BRIEF
Restate the data word for word and leave the images out.

DATASET RECORDS
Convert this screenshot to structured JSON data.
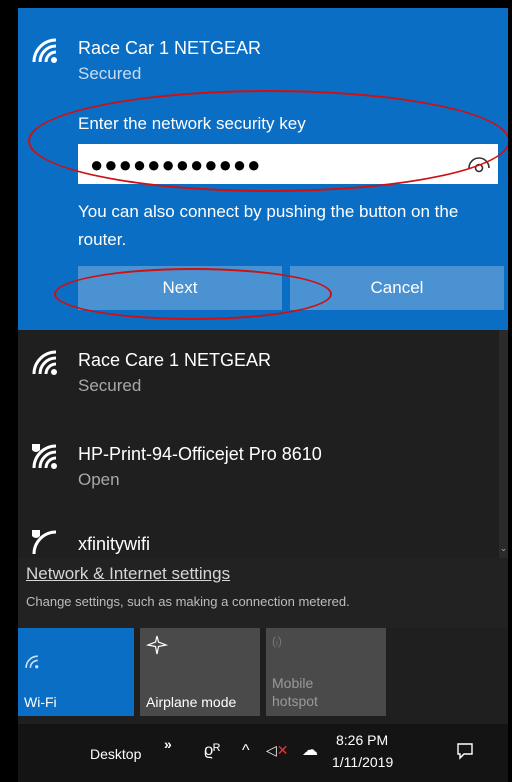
{
  "selected_network": {
    "name": "Race Car 1 NETGEAR",
    "status": "Secured",
    "key_label": "Enter the network security key",
    "key_value": "●●●●●●●●●●●●",
    "push_message": "You can also connect by pushing the button on the router.",
    "next_label": "Next",
    "cancel_label": "Cancel"
  },
  "networks": [
    {
      "name": "Race Care 1 NETGEAR",
      "status": "Secured"
    },
    {
      "name": "HP-Print-94-Officejet Pro 8610",
      "status": "Open"
    },
    {
      "name": "xfinitywifi",
      "status": ""
    }
  ],
  "settings": {
    "link": "Network & Internet settings",
    "description": "Change settings, such as making a connection metered."
  },
  "quick_actions": [
    {
      "label": "Wi-Fi",
      "state": "on",
      "icon": "wifi-icon"
    },
    {
      "label": "Airplane mode",
      "state": "off",
      "icon": "airplane-icon"
    },
    {
      "label": "Mobile hotspot",
      "state": "disabled",
      "icon": "hotspot-icon"
    }
  ],
  "taskbar": {
    "desktop_label": "Desktop",
    "overflow": "»",
    "time": "8:26 PM",
    "date": "1/11/2019"
  },
  "colors": {
    "accent": "#0a6ec4",
    "annotation": "#d01010"
  }
}
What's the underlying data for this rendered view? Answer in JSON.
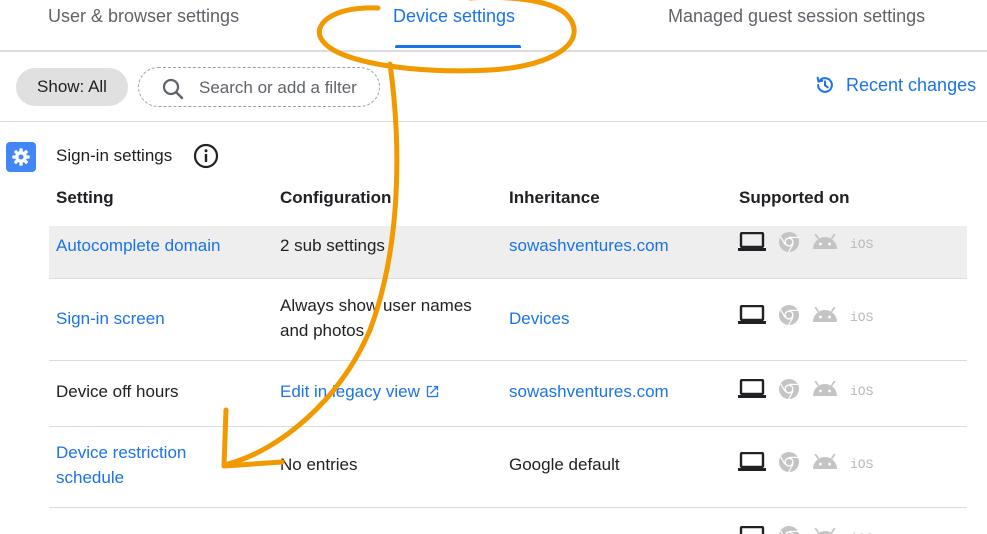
{
  "tabs": [
    {
      "label": "User & browser settings"
    },
    {
      "label": "Device settings",
      "active": true
    },
    {
      "label": "Managed guest session settings"
    }
  ],
  "filter": {
    "show_label": "Show: All",
    "search_placeholder": "Search or add a filter"
  },
  "recent_changes_label": "Recent changes",
  "section": {
    "title": "Sign-in settings",
    "icon": "gear-icon"
  },
  "table": {
    "headers": [
      "Setting",
      "Configuration",
      "Inheritance",
      "Supported on"
    ],
    "rows": [
      {
        "setting": "Autocomplete domain",
        "configuration": "2 sub settings",
        "inheritance": "sowashventures.com"
      },
      {
        "setting": "Sign-in screen",
        "configuration_lines": [
          "Always show user names",
          "and photos"
        ],
        "inheritance": "Devices"
      },
      {
        "setting": "Device off hours",
        "configuration": "Edit in legacy view",
        "inheritance": "sowashventures.com"
      },
      {
        "setting_lines": [
          "Device restriction",
          "schedule"
        ],
        "configuration": "No entries",
        "inheritance": "Google default"
      }
    ],
    "platform_icons": [
      "laptop-icon",
      "chrome-icon",
      "android-icon",
      "ios-icon"
    ],
    "ios_label": "iOS"
  },
  "colors": {
    "accent": "#1a73e8",
    "annotation": "#f29900",
    "row_highlight": "#eeeeee"
  }
}
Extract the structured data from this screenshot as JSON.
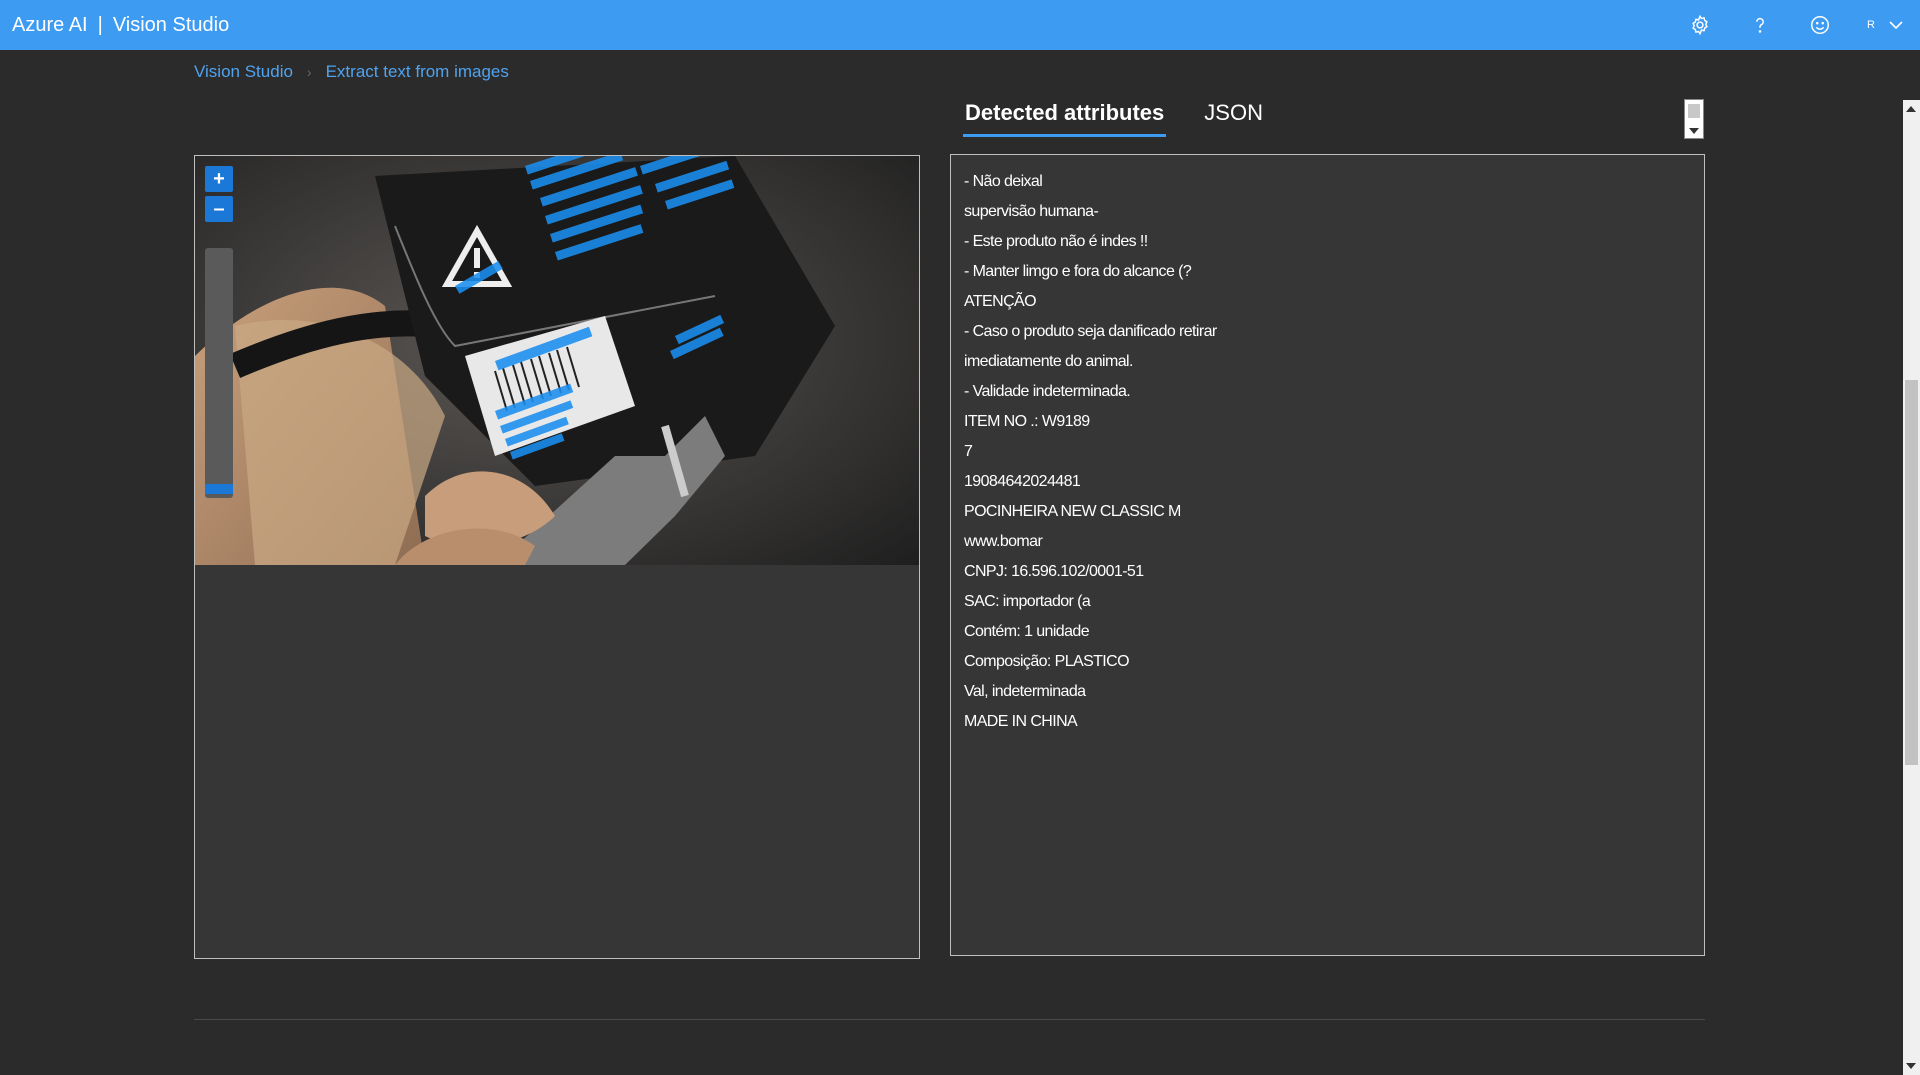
{
  "header": {
    "brand_left": "Azure AI",
    "separator": "|",
    "brand_right": "Vision Studio",
    "background_color": "#3d9bf2",
    "icons": [
      "gear-icon",
      "help-icon",
      "smiley-icon"
    ],
    "user_initial": "R"
  },
  "breadcrumb": {
    "items": [
      "Vision Studio",
      "Extract text from images"
    ]
  },
  "tabs": {
    "items": [
      "Detected attributes",
      "JSON"
    ],
    "active": "Detected attributes"
  },
  "zoom": {
    "zoom_in_label": "+",
    "zoom_out_label": "–",
    "level": 0.02
  },
  "detected_text": {
    "lines": [
      "- Não deixal",
      "supervisão humana-",
      "- Este produto não é indes !!",
      "- Manter limgo e fora do alcance (?",
      "ATENÇÃO",
      "- Caso o produto seja danificado retirar",
      "imediatamente do animal.",
      "- Validade indeterminada.",
      "ITEM NO .: W9189",
      "7",
      "19084642024481",
      "POCINHEIRA NEW CLASSIC M",
      "www.bomar",
      "CNPJ: 16.596.102/0001-51",
      "SAC: importador (a",
      "Contém: 1 unidade",
      "Composição: PLASTICO",
      "Val, indeterminada",
      "MADE IN CHINA"
    ]
  },
  "photo": {
    "warning_label": "ATENÇÃO",
    "item_label": "ITEM NO: W9189",
    "highlight_color": "#1b8ff0"
  }
}
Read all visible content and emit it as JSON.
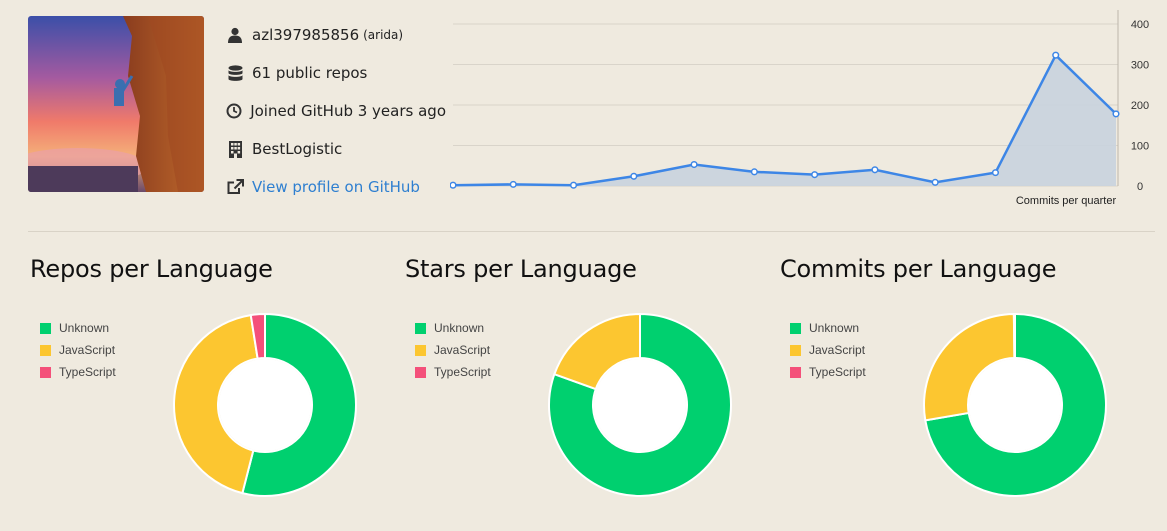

REPLY
Convert this screenshot to structured JSON data.
{
  "selected_network": {
    "name": "Race Car 1 NETGEAR",
    "status": "Secured",
    "key_label": "Enter the network security key",
    "key_value": "●●●●●●●●●●●●",
    "push_message": "You can also connect by pushing the button on the router.",
    "next_label": "Next",
    "cancel_label": "Cancel"
  },
  "networks": [
    {
      "name": "Race Care 1 NETGEAR",
      "status": "Secured"
    },
    {
      "name": "HP-Print-94-Officejet Pro 8610",
      "status": "Open"
    },
    {
      "name": "xfinitywifi",
      "status": ""
    }
  ],
  "settings": {
    "link": "Network & Internet settings",
    "description": "Change settings, such as making a connection metered."
  },
  "quick_actions": [
    {
      "label": "Wi-Fi",
      "state": "on",
      "icon": "wifi-icon"
    },
    {
      "label": "Airplane mode",
      "state": "off",
      "icon": "airplane-icon"
    },
    {
      "label": "Mobile hotspot",
      "state": "disabled",
      "icon": "hotspot-icon"
    }
  ],
  "taskbar": {
    "desktop_label": "Desktop",
    "overflow": "»",
    "time": "8:26 PM",
    "date": "1/11/2019"
  },
  "colors": {
    "accent": "#0a6ec4",
    "annotation": "#d01010"
  }
}
What's the underlying data for this rendered view? Answer in JSON.
{
  "tabs": [
    {
      "label": "User & browser settings"
    },
    {
      "label": "Device settings",
      "active": true
    },
    {
      "label": "Managed guest session settings"
    }
  ],
  "filter": {
    "show_label": "Show: All",
    "search_placeholder": "Search or add a filter"
  },
  "recent_changes_label": "Recent changes",
  "section": {
    "title": "Sign-in settings",
    "icon": "gear-icon"
  },
  "table": {
    "headers": [
      "Setting",
      "Configuration",
      "Inheritance",
      "Supported on"
    ],
    "rows": [
      {
        "setting": "Autocomplete domain",
        "configuration": "2 sub settings",
        "inheritance": "sowashventures.com"
      },
      {
        "setting": "Sign-in screen",
        "configuration_lines": [
          "Always show user names",
          "and photos"
        ],
        "inheritance": "Devices"
      },
      {
        "setting": "Device off hours",
        "configuration": "Edit in legacy view",
        "inheritance": "sowashventures.com"
      },
      {
        "setting_lines": [
          "Device restriction",
          "schedule"
        ],
        "configuration": "No entries",
        "inheritance": "Google default"
      }
    ],
    "platform_icons": [
      "laptop-icon",
      "chrome-icon",
      "android-icon",
      "ios-icon"
    ],
    "ios_label": "iOS"
  },
  "colors": {
    "accent": "#1a73e8",
    "annotation": "#f29900",
    "row_highlight": "#eeeeee"
  }
}
Extract the structured data from this screenshot as JSON.
{
  "header": {
    "brand_left": "Azure AI",
    "separator": "|",
    "brand_right": "Vision Studio",
    "background_color": "#3d9bf2",
    "icons": [
      "gear-icon",
      "help-icon",
      "smiley-icon"
    ],
    "user_initial": "R"
  },
  "breadcrumb": {
    "items": [
      "Vision Studio",
      "Extract text from images"
    ]
  },
  "tabs": {
    "items": [
      "Detected attributes",
      "JSON"
    ],
    "active": "Detected attributes"
  },
  "zoom": {
    "zoom_in_label": "+",
    "zoom_out_label": "–",
    "level": 0.02
  },
  "detected_text": {
    "lines": [
      "- Não deixal",
      "supervisão humana-",
      "- Este produto não é indes !!",
      "- Manter limgo e fora do alcance (?",
      "ATENÇÃO",
      "- Caso o produto seja danificado retirar",
      "imediatamente do animal.",
      "- Validade indeterminada.",
      "ITEM NO .: W9189",
      "7",
      "19084642024481",
      "POCINHEIRA NEW CLASSIC M",
      "www.bomar",
      "CNPJ: 16.596.102/0001-51",
      "SAC: importador (a",
      "Contém: 1 unidade",
      "Composição: PLASTICO",
      "Val, indeterminada",
      "MADE IN CHINA"
    ]
  },
  "photo": {
    "warning_label": "ATENÇÃO",
    "item_label": "ITEM NO: W9189",
    "highlight_color": "#1b8ff0"
  }
}
Read all visible content and emit it as JSON.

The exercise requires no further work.